**Задание 1:**
Продублируйте без изменений записи с самого их начала по строку, содержащую «button[interactable]: Settings <box>266», включая обе границы.

**Исходный текст:**
-------------------------

В исторической науке отношения Руси и кочевого мира – это важнейший, сложнейший и спорный вопрос. Но, как уже упоминалось, мы рассматриваем не исторический, политический, военный или этнический аспект этого вопроса. Например, Александр Блок в своих «Скифах» не описывал реальных исторических скифов, а раскрывал гамму чувств, эмоций, ассоциаций, фантазий, отталкиваясь от исторического понятия «скифы». Также и здесь, понятие «татарское» рассматривается в широком ассоциативном, творческом ключе, где сродни «татарскому» – понятия: степь, поэзия степной жизни, эпическая история.
Возможно, это – то же самое пространство, которое чувствовал и описал Бунин; пространство, где Иван Алексеевич родился и вырос, где он впервые испытал чувство истории – русское Подстепье, Орловщина, Елецкая земля.

-------------------------

**Предоставленные записи:**
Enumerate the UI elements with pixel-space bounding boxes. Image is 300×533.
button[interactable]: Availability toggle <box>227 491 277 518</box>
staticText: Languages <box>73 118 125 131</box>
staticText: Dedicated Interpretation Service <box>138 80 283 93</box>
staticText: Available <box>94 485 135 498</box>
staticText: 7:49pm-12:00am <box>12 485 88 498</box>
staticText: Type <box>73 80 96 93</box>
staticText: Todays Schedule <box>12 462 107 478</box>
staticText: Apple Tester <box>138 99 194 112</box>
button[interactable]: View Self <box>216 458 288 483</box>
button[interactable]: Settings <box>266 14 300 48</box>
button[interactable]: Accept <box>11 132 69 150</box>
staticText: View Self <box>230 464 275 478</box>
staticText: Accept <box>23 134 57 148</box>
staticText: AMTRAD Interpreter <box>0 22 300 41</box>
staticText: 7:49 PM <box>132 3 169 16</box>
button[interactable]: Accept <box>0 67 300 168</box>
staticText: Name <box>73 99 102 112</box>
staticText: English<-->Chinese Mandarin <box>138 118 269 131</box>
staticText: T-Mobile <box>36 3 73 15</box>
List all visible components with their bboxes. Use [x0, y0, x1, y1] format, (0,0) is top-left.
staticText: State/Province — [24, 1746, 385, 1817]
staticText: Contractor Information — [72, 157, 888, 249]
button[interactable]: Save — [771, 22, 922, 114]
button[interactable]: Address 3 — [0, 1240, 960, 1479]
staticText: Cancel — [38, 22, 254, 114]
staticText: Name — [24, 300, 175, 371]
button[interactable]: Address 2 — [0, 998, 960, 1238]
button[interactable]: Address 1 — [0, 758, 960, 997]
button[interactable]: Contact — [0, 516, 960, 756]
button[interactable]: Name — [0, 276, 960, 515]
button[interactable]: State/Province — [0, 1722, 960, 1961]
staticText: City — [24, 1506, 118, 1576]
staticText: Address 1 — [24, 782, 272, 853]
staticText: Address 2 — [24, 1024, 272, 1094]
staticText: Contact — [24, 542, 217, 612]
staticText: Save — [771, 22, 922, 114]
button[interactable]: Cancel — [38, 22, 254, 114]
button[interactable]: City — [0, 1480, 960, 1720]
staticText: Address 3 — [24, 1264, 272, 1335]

-------------------------

**Задание 2:**
Перепишите дословно фрагмент текста о Руси и кочевом мире, который начинается со слов «В исторической науке» и заканчивается словами «жизни, эпическая история.».

**Правильный ответ 1:**
Enumerate the UI elements with pixel-space bounding boxes. Image is 300×533.
button[interactable]: Availability toggle <box>227 491 277 518</box>
staticText: Languages <box>73 118 125 131</box>
staticText: Dedicated Interpretation Service <box>138 80 283 93</box>
staticText: Available <box>94 485 135 498</box>
staticText: 7:49pm-12:00am <box>12 485 88 498</box>
staticText: Type <box>73 80 96 93</box>
staticText: Todays Schedule <box>12 462 107 478</box>
staticText: Apple Tester <box>138 99 194 112</box>
button[interactable]: View Self <box>216 458 288 483</box>
button[interactable]: Settings <box>266 14 300 48</box>

**Правильный ответ 2:**
В исторической науке отношения Руси и кочевого мира – это важнейший, сложнейший и спорный вопрос. Но, как уже упоминалось, мы рассматриваем не исторический, политический, военный или этнический аспект этого вопроса. Например, Александр Блок в своих «Скифах» не описывал реальных исторических скифов, а раскрывал гамму чувств, эмоций, ассоциаций, фантазий, отталкиваясь от исторического понятия «скифы». Также и здесь, понятие «татарское» рассматривается в широком ассоциативном, творческом ключе, где сродни «татарскому» – понятия: степь, поэзия степной жизни, эпическая история.